SET TASK: Count how many lines in this material contain "Thanksgiving". The answer is that number alone.

DATA SHOWN:
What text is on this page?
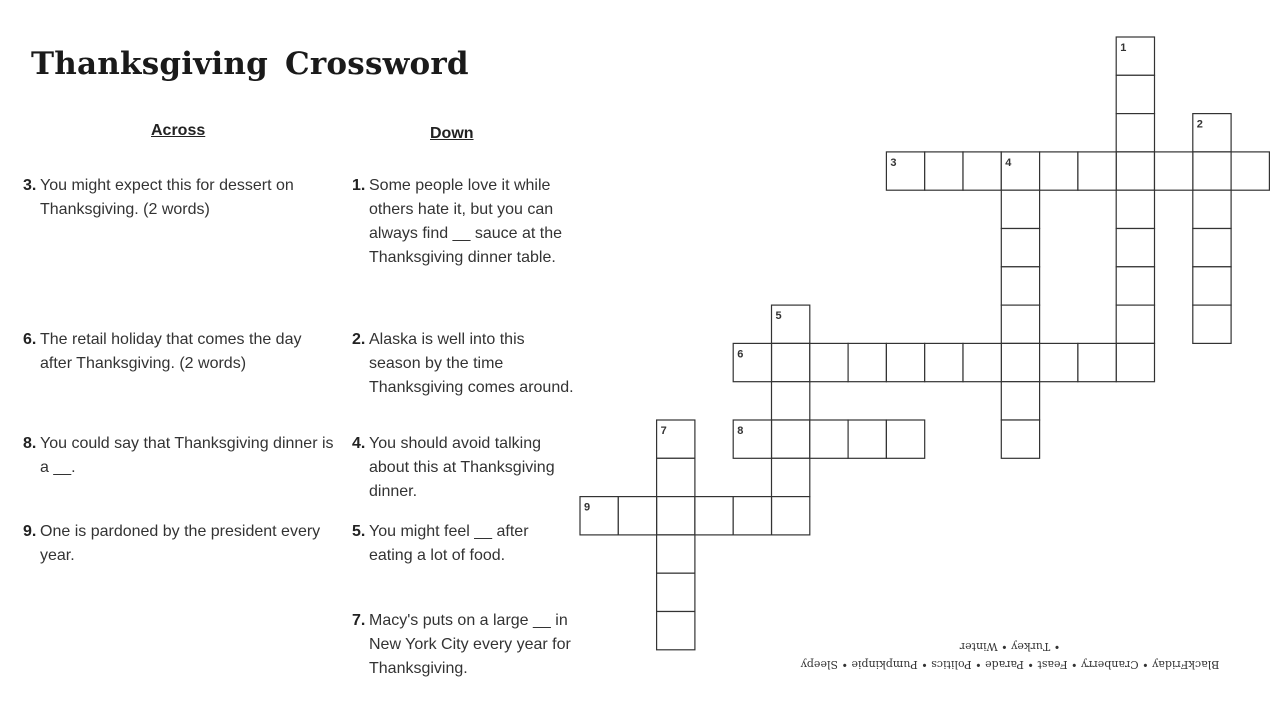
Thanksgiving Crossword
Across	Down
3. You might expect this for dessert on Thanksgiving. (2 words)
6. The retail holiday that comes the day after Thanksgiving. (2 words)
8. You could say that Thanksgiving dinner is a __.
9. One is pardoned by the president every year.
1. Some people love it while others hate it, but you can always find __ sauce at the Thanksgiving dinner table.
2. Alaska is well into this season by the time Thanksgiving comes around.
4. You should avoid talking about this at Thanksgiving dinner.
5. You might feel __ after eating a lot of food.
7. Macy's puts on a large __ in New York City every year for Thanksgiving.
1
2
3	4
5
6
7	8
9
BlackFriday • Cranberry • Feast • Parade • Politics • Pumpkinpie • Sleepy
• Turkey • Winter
* * *
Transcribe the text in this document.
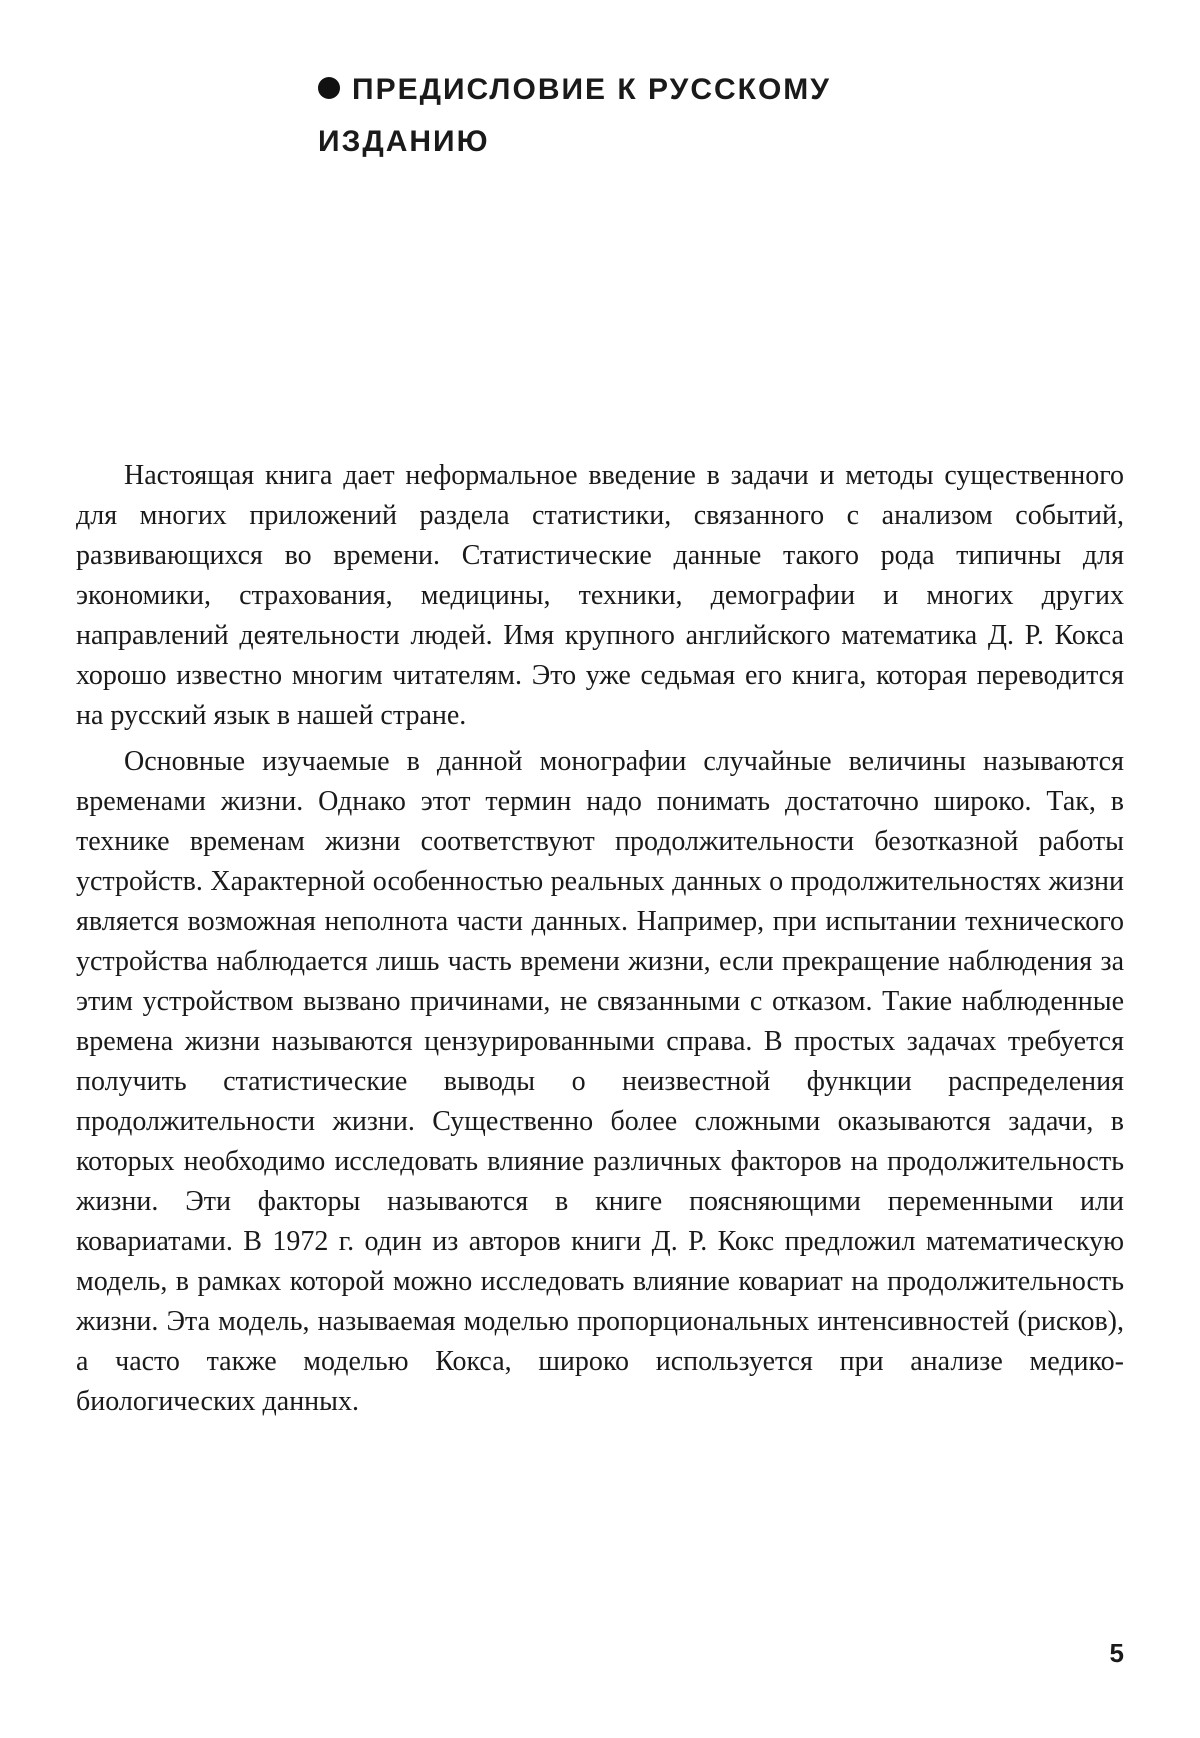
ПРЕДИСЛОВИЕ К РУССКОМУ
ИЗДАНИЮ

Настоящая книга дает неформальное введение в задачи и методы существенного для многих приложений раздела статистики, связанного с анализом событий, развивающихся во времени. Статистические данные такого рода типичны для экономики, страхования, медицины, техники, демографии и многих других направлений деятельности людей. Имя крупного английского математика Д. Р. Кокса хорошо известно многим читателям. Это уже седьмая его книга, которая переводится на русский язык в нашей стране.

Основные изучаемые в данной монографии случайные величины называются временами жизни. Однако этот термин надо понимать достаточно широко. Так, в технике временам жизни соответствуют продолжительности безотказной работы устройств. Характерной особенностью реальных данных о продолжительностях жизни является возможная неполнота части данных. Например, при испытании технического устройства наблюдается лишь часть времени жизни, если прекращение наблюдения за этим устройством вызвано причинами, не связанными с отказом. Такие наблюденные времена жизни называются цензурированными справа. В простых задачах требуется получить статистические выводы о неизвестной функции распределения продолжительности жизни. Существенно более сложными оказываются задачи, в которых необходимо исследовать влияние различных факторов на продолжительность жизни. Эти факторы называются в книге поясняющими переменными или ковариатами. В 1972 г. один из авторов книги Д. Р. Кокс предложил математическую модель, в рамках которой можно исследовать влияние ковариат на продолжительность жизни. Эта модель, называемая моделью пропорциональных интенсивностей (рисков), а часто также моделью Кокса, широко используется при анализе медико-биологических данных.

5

THE OUTPUT: 8